# SUPPLIED TEXT:
>>>
In the wake of this, BNA’s Tamlin Bason correctly noted a few factual errors in what a few of us had originally published about the bill. For example, I flipped the setup of the bill, saying that the attaches would be moving from USPTO to Commerce, rather than the other way around, as is the actual case (though, confusingly, the bill also elevates a role from the USPTO into Commerce). I admit that this was a mistake in the writeup, though one that had little bearing on the actual issues raised by the bill and the process by which it was being rushed through. In fact, the process itself was partly to blame. We were told about the existence of this bill and the fact that there would be a markup with less than 24 hours notice last Monday, giving us little time process all the fine print.

While supporters of the Judiciary Committee are now using these minor mistakes to claim that there’s nothing at all wrong with the IPAA, that’s simply incorrect. Gigi Sohn’s careful analysis of the bill shows where there are serious concerns in the substance, mainly in the fact that the role of the IP attache continues to be to only push one side of the equation (enforcement) and completely ignore important limitations and exceptions. On top of that, it leaves the door open to massive expansion of the program. This is exactly how we described it in our original post: a way to expand this program, and a questionable way to get US diplomats doing what’s in Hollywood’s best interest, not the public’s:

Remember when everyone thought the Intellectual Property Enforcement Coordinator (IPEC) only had authority to act with regard to “enforcement” as opposed to other IP policy matters? That limitation is nowhere to be found in the 2008 legislation that created the position or in its legislative history, and there is nothing in this bill that limits the Assistant Secretary’s powers either.

In addition, the Secretary of Commerce is given carte blanche to hire as many Deputy Assistant Secretaries to help as the USPTO can afford. This means that overnight, the USPTO would become the home of yet another office dedicated wholly to the protection of intellectual property.

Have we told you that the USPTO already has personnel dedicated to Intellectual Property Enforcement? It should come as no shock to anyone that these new positions, as well as the attache positions, are likely to be filled by those who believe that more IP enforcement is always better.

In fact, as Gigi points out, the role that will be elevated is the Administrator for Policy and External Affairs, which will become the Deputy Assistant Secretary of Commerce for Policy and External Affairs — a much more high profile position. It’s worth noting that the job is currently held by Shira Perlmutter, an infamous copyright maximalist, former executive VP of the IFPI as well as IP Policy boss at Time Warner. Think she’s going to push for more exceptions and limitations? Yeah, right.

But, honestly, the bigger complaint here is still the process itself. People complained about SOPA being negotiated in back rooms without a chance for real public input. Just because Smith and the HJC chose a seemingly “boring” piece of SOPA to try to rush through without people noticing, don’t think this wasn’t a deliberate decision. Of course they chose a boring piece of SOPA. It was a test to see if people were really that concerned about the process, and to see if they could sneak through this bit of SOPA without anyone noticing. The fact that people spoke up stopped that temporarily, but these attacks on minor errors in the initial rushed writeups shows that the HJC is now trying to minimize the criticism — though it still hasn’t actually released the draft of the bill for public review. While Reddit has been saying that there’s a vote on the IPAA on Wednesday, it doesn’t appear to be on the schedule yet, though we have heard rumors of Friday or early next week from different people.
<<<
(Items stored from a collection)
>>>
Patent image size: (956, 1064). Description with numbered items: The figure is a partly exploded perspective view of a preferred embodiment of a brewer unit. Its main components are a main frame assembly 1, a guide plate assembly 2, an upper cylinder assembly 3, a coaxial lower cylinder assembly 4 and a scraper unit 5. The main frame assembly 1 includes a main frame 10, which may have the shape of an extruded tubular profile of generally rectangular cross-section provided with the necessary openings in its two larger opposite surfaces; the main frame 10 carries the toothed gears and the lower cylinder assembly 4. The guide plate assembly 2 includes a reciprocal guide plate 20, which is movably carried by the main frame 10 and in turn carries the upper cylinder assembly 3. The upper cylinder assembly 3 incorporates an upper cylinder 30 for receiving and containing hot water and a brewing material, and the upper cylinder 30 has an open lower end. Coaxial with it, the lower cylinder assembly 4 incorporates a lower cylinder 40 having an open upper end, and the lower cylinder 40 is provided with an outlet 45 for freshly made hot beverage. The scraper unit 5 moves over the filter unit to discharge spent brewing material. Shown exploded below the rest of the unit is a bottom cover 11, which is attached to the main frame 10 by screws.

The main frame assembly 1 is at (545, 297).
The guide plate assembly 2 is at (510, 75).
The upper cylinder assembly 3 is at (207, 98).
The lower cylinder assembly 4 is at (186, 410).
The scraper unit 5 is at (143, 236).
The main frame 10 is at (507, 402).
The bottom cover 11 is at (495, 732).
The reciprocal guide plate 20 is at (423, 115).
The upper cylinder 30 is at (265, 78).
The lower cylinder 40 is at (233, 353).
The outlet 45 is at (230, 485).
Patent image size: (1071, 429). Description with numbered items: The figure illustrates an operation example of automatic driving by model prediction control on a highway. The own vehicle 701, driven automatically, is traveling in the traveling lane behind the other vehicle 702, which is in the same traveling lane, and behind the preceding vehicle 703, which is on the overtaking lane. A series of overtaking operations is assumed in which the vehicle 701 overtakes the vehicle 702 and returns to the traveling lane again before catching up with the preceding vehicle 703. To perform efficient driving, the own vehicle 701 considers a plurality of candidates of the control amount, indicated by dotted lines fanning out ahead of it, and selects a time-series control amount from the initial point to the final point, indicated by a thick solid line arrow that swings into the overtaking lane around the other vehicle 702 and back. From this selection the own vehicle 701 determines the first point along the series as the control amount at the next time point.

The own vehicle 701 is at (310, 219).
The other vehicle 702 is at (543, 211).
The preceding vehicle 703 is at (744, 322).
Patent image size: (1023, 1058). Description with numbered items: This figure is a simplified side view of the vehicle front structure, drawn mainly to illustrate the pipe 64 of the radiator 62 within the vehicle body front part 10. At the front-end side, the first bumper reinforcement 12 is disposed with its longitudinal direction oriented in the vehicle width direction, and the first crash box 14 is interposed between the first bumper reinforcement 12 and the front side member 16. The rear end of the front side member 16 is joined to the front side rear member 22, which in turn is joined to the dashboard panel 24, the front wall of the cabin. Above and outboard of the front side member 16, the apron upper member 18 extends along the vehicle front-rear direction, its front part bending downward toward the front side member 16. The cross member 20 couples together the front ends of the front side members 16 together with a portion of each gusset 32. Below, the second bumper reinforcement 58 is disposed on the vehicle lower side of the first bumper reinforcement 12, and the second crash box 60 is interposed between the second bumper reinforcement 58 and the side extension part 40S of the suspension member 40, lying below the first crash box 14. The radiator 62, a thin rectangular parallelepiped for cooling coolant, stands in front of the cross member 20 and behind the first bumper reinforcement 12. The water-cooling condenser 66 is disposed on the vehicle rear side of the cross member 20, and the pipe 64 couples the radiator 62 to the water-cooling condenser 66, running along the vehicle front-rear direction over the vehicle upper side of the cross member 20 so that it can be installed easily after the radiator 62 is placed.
<<<
# TASKS FOR THIS EXERCISE:
**a.** Translate this sentence from the IPAA article into Spanish: "People complained about SOPA being negotiated in back rooms without a chance for real public input."
**b.** Transcribe the IPAA article from "In addition, the" up to and including "of intellectual property.".
**c.** Answer these questions using the IPAA article:
(i) Who currently holds the job of Administrator for Policy and External Affairs?
(ii) How much notice were the writers given about the bill and its markup?
(iii) In what year was the legislation that created the Intellectual Property Enforcement Coordinator position passed?
The listing has no connection to the text.

# OUTPUTS FOR THE TASKS:
**a.** La gente se quejó de que la SOPA se negociara a puerta cerrada sin oportunidad de una verdadera participación pública.

**b.**
In addition, the Secretary of Commerce is given carte blanche to hire as many Deputy Assistant Secretaries to help as the USPTO can afford. This means that overnight, the USPTO would become the home of yet another office dedicated wholly to the protection of intellectual property.

**c.**
(i) Shira Perlmutter
(ii) Less than 24 hours
(iii) 2008